====== DATA LINES ======

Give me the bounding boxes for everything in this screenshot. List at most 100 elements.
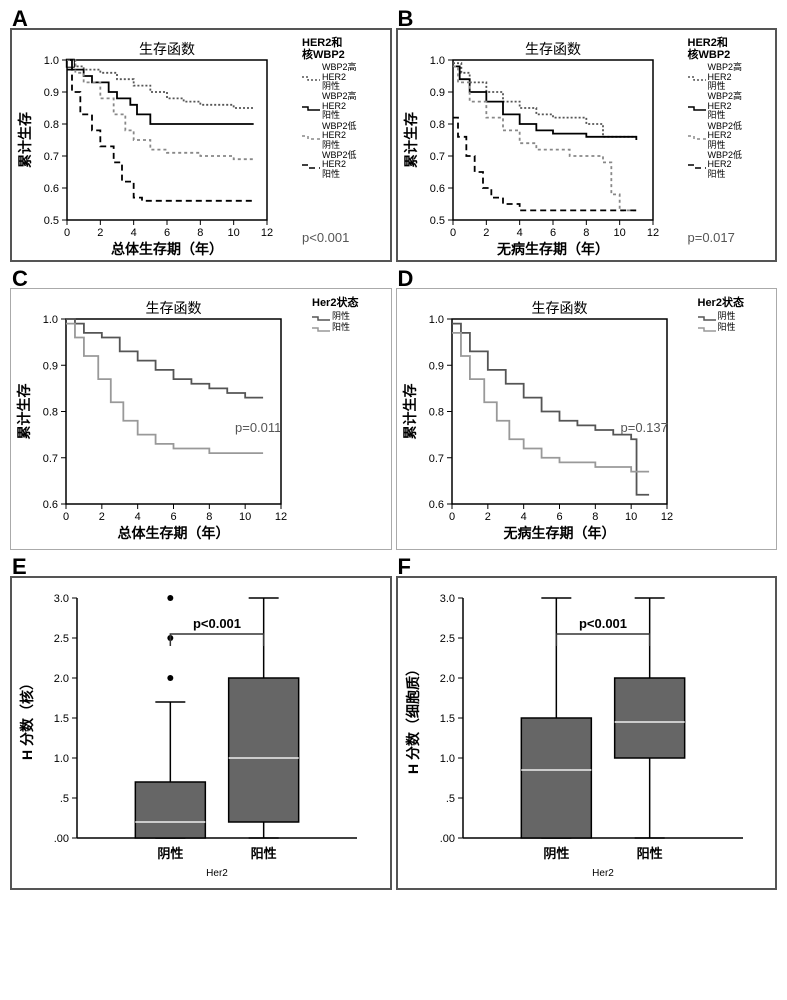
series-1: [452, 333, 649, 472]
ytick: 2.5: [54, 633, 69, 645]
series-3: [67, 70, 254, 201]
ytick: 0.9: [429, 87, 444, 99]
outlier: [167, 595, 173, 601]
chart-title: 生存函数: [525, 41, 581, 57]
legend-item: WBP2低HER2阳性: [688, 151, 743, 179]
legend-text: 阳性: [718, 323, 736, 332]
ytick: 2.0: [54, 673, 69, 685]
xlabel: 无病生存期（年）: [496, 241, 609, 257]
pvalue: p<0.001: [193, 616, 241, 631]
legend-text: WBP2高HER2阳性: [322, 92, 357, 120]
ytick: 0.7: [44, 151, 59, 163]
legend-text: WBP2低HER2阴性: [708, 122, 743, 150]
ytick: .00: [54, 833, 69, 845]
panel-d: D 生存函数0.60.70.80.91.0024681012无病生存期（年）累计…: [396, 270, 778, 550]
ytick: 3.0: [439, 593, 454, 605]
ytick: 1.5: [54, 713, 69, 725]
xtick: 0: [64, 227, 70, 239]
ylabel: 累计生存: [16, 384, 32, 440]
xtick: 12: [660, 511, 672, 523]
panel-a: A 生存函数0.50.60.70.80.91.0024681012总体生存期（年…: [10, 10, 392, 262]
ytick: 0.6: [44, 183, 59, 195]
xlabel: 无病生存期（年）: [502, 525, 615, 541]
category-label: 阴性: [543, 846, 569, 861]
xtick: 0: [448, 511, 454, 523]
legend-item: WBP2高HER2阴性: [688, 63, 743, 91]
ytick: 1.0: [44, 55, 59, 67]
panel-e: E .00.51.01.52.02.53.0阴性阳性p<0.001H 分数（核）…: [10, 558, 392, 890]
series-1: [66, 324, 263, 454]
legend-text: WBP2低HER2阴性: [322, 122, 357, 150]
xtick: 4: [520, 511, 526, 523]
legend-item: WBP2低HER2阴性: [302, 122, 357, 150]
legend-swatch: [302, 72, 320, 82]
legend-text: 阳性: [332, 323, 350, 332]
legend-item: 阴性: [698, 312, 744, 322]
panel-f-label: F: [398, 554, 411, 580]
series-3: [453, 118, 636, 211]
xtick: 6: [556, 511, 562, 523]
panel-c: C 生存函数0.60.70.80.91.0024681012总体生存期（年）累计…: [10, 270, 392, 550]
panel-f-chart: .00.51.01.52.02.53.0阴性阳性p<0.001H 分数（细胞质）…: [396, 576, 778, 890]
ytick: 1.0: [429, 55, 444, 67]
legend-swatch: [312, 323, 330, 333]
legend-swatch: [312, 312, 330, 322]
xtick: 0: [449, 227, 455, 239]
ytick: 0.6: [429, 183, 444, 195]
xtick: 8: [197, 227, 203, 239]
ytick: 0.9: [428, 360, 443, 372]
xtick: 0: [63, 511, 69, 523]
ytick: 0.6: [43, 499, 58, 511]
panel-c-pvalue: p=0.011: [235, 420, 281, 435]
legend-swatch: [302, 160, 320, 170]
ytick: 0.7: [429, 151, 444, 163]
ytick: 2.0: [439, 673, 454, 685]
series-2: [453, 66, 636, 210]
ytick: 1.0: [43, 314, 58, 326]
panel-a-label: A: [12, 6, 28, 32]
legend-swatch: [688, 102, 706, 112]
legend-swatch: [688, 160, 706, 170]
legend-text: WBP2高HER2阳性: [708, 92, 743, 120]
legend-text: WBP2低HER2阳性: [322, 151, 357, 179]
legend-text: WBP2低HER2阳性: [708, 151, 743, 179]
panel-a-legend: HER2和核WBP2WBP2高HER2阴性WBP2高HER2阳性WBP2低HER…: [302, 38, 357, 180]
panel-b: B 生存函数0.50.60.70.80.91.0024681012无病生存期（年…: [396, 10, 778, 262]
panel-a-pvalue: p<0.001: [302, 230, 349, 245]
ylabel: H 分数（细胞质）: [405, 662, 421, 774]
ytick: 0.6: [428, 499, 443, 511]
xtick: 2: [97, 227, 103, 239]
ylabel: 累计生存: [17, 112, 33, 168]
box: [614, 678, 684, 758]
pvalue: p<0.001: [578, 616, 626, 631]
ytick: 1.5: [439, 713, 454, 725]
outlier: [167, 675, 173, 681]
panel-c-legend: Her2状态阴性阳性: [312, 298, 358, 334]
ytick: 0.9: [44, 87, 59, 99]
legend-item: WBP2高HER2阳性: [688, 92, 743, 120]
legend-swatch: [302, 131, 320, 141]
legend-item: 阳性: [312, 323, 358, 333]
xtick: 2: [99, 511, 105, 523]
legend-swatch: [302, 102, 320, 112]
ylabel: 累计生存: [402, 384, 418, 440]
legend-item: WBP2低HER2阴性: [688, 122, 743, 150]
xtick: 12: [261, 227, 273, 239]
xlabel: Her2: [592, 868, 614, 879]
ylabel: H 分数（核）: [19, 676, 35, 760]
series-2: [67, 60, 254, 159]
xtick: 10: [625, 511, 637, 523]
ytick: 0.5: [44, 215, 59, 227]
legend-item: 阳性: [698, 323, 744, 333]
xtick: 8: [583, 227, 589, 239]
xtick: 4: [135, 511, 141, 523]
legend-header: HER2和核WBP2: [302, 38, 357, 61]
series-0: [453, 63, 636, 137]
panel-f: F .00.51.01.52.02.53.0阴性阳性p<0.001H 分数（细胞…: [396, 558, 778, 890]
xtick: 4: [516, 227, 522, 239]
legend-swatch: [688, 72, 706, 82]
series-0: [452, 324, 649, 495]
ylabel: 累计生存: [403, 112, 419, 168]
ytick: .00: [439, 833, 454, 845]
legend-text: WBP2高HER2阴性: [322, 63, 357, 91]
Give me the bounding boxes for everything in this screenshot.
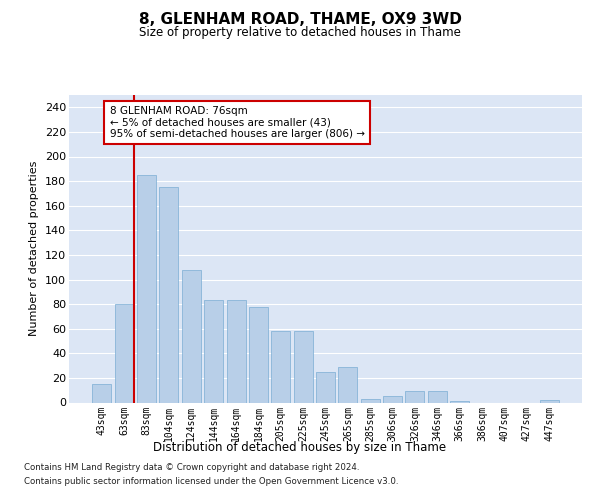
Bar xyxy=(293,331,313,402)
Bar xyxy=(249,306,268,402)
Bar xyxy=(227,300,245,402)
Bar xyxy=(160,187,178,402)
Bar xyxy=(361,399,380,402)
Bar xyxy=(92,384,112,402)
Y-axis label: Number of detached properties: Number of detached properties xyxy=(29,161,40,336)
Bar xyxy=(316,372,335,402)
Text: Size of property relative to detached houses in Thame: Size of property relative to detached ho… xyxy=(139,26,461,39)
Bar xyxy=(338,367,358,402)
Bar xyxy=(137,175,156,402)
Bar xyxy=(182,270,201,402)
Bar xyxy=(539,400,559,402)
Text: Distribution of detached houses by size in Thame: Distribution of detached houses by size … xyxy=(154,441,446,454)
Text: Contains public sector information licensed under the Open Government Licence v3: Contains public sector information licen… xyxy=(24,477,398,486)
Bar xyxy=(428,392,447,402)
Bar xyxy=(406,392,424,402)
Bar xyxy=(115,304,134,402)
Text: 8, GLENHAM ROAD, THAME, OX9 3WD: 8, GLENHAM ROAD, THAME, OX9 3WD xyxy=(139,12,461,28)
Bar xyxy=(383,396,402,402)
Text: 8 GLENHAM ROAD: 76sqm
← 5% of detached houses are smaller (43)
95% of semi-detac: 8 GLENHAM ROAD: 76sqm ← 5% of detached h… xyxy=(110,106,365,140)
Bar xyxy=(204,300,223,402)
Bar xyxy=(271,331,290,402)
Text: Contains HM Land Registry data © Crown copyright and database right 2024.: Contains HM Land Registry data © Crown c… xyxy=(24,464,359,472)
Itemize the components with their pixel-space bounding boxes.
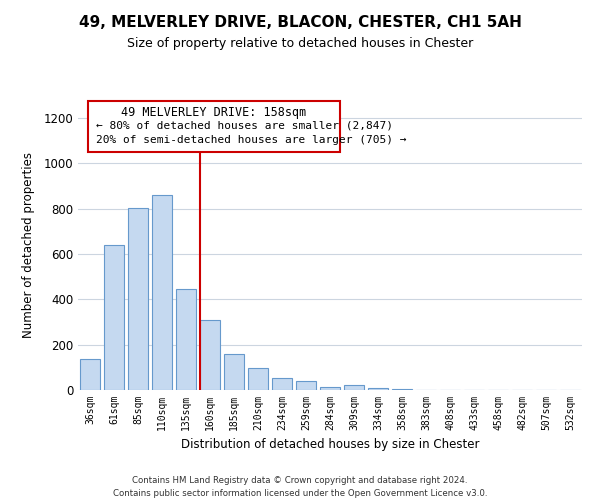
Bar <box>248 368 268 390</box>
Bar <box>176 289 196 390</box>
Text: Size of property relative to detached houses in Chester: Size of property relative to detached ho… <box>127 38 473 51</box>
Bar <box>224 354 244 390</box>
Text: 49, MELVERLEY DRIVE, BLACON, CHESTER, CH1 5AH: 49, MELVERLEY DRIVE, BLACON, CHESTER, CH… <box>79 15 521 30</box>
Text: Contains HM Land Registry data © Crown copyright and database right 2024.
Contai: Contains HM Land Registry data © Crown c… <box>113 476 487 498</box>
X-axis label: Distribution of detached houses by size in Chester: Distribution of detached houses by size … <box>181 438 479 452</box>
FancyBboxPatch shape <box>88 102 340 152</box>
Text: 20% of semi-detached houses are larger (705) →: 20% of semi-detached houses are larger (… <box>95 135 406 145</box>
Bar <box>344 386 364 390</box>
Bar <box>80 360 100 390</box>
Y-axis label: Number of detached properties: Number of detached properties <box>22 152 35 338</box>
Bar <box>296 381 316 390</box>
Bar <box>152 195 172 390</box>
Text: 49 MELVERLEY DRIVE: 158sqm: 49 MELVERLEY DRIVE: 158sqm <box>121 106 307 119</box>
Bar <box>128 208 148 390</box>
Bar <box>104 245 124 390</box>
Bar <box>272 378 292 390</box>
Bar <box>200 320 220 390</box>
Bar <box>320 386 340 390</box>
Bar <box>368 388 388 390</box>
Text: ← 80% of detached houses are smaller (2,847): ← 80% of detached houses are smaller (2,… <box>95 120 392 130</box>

======
====== DATA LINES ======

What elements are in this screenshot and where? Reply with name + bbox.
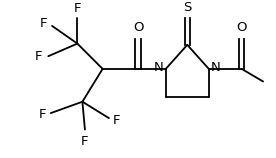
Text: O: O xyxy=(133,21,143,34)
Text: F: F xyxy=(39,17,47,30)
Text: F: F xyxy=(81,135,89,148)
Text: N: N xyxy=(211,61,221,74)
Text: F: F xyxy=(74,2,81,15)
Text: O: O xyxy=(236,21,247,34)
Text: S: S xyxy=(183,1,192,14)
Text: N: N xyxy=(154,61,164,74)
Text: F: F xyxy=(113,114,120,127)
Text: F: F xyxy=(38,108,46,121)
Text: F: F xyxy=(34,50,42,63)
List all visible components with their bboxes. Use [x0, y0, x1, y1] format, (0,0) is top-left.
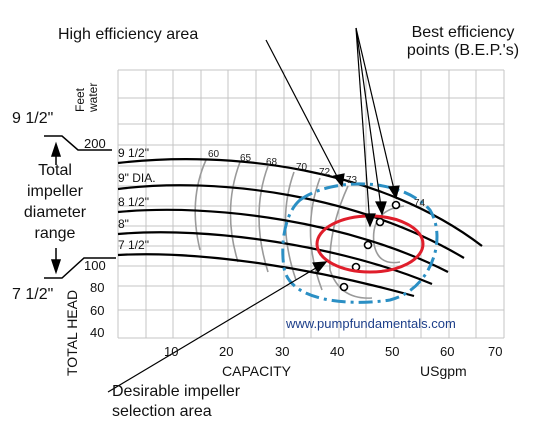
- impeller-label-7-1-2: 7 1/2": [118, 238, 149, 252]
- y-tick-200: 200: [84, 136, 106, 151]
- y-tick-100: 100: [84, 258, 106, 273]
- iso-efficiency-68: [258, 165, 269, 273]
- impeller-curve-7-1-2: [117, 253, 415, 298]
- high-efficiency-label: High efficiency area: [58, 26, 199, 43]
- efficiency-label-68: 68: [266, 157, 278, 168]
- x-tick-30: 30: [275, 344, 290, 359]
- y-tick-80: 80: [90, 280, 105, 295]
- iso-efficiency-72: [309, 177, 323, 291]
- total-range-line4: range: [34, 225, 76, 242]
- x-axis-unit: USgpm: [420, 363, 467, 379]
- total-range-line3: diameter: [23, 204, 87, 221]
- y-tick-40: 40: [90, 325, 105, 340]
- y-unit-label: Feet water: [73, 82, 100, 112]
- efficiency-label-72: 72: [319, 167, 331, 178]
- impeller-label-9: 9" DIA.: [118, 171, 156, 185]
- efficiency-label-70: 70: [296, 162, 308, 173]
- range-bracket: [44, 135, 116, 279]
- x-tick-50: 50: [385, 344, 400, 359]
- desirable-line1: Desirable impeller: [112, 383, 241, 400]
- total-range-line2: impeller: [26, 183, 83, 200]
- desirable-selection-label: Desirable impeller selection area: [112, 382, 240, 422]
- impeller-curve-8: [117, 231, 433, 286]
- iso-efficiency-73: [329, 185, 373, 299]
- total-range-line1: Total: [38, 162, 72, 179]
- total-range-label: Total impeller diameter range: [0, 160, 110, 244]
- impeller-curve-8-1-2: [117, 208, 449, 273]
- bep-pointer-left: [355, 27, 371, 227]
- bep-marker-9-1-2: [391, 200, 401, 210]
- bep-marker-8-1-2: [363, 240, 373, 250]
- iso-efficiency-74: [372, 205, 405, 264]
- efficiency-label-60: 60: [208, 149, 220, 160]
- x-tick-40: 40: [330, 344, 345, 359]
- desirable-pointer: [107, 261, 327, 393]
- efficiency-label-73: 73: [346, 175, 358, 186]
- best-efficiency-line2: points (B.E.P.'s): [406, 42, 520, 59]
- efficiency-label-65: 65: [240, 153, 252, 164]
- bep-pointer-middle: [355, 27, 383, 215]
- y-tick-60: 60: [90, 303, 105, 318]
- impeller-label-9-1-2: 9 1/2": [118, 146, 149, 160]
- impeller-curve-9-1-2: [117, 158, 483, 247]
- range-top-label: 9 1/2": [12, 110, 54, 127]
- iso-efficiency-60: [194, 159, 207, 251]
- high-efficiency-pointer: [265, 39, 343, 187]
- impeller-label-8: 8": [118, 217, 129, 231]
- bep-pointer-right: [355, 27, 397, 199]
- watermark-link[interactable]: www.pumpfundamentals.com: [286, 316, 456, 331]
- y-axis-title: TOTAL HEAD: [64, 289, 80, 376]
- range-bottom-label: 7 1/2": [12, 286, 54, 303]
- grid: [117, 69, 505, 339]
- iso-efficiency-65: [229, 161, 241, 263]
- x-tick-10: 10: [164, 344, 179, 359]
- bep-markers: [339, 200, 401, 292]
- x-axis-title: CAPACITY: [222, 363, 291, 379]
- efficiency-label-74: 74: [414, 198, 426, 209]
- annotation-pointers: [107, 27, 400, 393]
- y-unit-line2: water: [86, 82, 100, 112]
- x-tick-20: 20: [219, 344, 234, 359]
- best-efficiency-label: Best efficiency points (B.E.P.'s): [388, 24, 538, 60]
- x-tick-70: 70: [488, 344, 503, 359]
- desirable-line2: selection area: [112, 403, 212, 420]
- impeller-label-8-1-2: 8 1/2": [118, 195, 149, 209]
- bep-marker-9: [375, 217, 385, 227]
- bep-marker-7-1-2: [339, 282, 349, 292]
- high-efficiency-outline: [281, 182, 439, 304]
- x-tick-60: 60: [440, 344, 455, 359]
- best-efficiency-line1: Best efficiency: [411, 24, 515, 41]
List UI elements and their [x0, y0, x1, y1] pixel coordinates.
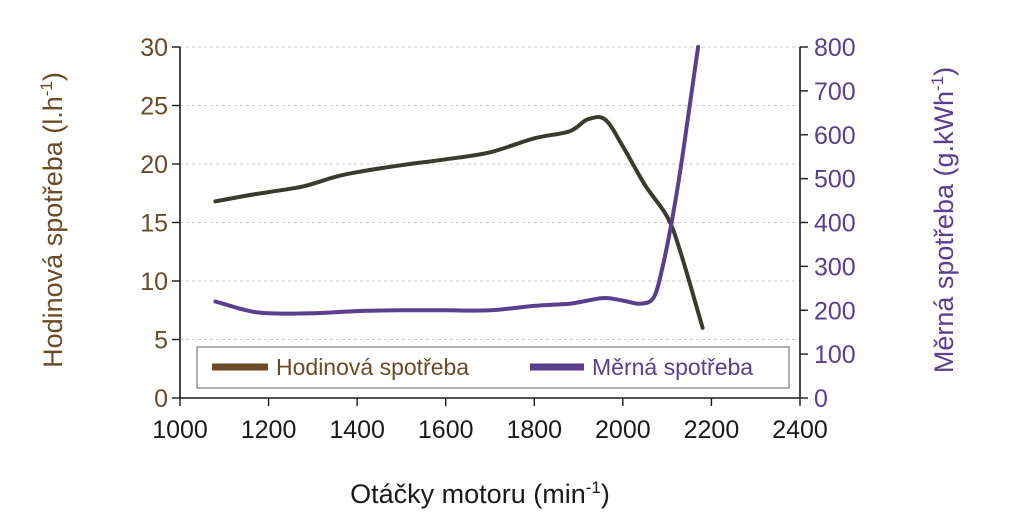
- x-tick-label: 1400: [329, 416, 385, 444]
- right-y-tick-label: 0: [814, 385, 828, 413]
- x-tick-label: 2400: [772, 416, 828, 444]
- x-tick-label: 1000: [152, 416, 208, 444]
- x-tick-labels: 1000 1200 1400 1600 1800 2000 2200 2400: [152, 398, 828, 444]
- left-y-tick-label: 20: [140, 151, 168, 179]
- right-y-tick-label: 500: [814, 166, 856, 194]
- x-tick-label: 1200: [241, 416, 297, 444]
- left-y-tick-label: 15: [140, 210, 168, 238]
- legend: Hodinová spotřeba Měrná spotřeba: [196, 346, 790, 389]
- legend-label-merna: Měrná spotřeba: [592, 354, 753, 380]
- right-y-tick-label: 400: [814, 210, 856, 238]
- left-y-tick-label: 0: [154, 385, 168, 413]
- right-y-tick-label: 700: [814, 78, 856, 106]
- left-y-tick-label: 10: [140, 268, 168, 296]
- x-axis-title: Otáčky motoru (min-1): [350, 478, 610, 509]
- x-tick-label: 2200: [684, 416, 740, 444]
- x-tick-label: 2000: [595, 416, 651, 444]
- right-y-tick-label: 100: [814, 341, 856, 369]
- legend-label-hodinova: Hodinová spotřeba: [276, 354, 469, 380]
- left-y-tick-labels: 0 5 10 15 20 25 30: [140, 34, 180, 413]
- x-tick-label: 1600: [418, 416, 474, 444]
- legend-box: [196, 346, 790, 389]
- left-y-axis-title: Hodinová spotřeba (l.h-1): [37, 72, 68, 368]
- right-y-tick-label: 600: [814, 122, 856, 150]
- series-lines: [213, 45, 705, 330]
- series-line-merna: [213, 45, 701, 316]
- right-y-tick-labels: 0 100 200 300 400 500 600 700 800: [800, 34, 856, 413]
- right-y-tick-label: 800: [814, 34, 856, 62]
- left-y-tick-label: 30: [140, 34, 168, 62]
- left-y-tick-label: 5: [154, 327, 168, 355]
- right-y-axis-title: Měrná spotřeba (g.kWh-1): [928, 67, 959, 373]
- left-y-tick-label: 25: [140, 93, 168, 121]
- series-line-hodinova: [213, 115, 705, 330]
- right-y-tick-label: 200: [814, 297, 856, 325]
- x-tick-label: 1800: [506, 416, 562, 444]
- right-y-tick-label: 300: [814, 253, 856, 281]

======
====== DATA LINES ======

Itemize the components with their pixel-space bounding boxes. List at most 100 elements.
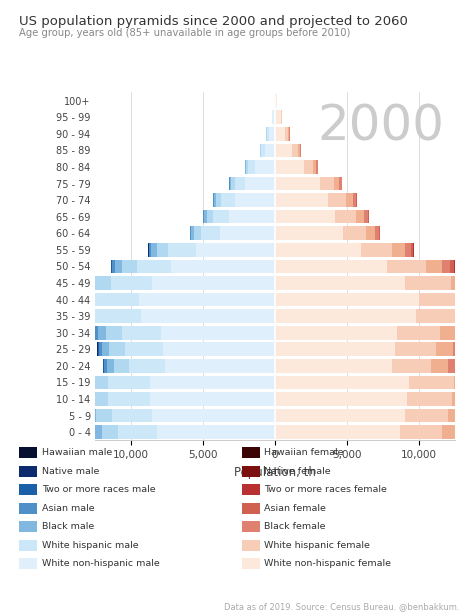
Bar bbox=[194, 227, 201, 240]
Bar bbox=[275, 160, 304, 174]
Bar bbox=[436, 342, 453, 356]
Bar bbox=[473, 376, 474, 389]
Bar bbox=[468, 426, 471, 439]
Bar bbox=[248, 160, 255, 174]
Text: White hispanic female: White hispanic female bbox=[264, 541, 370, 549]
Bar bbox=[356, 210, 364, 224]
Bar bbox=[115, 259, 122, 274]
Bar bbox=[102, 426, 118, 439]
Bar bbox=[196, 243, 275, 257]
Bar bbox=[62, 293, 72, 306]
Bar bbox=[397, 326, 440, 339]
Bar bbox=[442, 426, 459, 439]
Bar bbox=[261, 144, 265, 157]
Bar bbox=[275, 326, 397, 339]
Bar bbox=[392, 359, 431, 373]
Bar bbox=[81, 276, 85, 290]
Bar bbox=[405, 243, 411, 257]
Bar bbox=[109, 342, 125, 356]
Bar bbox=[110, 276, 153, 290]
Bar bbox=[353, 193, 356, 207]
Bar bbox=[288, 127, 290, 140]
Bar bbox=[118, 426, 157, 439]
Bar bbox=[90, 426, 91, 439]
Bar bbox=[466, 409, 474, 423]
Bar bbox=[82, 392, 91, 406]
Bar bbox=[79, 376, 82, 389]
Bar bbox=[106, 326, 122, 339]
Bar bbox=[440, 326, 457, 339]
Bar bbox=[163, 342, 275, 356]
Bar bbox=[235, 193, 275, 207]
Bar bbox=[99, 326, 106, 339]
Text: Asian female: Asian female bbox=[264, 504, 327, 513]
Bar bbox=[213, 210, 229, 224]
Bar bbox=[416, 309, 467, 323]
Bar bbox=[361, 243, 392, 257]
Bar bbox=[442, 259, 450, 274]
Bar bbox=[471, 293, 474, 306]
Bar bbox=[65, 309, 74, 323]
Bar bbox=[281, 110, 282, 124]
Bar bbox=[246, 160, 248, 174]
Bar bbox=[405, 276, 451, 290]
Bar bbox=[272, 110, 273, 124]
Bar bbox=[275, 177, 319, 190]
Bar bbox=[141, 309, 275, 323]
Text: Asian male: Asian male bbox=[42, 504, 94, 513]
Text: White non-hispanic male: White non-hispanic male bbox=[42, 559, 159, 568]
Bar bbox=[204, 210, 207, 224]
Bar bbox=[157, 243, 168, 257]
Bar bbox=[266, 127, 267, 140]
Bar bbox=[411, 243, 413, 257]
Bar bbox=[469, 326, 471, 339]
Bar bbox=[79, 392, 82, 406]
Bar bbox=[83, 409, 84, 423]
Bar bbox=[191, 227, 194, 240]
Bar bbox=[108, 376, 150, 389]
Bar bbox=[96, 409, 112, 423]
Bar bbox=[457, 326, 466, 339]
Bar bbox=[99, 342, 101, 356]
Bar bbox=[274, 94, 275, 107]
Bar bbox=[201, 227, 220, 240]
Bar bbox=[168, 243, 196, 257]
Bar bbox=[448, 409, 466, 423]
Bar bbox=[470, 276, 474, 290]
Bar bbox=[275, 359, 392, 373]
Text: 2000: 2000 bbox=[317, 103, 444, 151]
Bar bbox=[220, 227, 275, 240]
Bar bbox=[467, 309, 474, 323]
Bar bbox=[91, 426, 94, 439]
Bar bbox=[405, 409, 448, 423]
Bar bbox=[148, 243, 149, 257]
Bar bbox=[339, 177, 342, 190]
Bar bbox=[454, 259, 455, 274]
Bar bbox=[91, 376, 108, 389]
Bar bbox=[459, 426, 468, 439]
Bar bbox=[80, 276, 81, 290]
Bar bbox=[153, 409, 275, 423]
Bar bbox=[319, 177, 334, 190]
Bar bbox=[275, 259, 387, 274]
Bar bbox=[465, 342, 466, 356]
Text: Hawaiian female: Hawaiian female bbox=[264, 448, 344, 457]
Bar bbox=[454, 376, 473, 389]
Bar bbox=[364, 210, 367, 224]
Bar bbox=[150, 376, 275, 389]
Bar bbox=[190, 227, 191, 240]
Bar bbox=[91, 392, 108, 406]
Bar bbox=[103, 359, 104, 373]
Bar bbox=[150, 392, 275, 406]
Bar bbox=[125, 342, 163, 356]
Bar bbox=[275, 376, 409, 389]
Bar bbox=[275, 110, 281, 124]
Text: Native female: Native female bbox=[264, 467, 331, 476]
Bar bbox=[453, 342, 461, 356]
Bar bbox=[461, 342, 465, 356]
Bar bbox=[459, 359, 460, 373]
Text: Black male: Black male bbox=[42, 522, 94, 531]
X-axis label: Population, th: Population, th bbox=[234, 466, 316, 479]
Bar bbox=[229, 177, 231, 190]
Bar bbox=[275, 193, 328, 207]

======

== AIM OF THE TASK ==
Pull out every line of the material above that contains the string "spotřeba", copying each one in full.

== RESPONSE TO THIS TASK ==
- legend: Hodinová spotřeba Měrná spotřeba: [196, 346, 790, 389]
- legend-label-merna: Měrná spotřeba: [592, 354, 753, 380]
- legend-label-hodinova: Hodinová spotřeba: [276, 354, 469, 380]
- left-y-axis-title: Hodinová spotřeba (l.h-1): [37, 72, 68, 368]
- right-y-axis-title: Měrná spotřeba (g.kWh-1): [928, 67, 959, 373]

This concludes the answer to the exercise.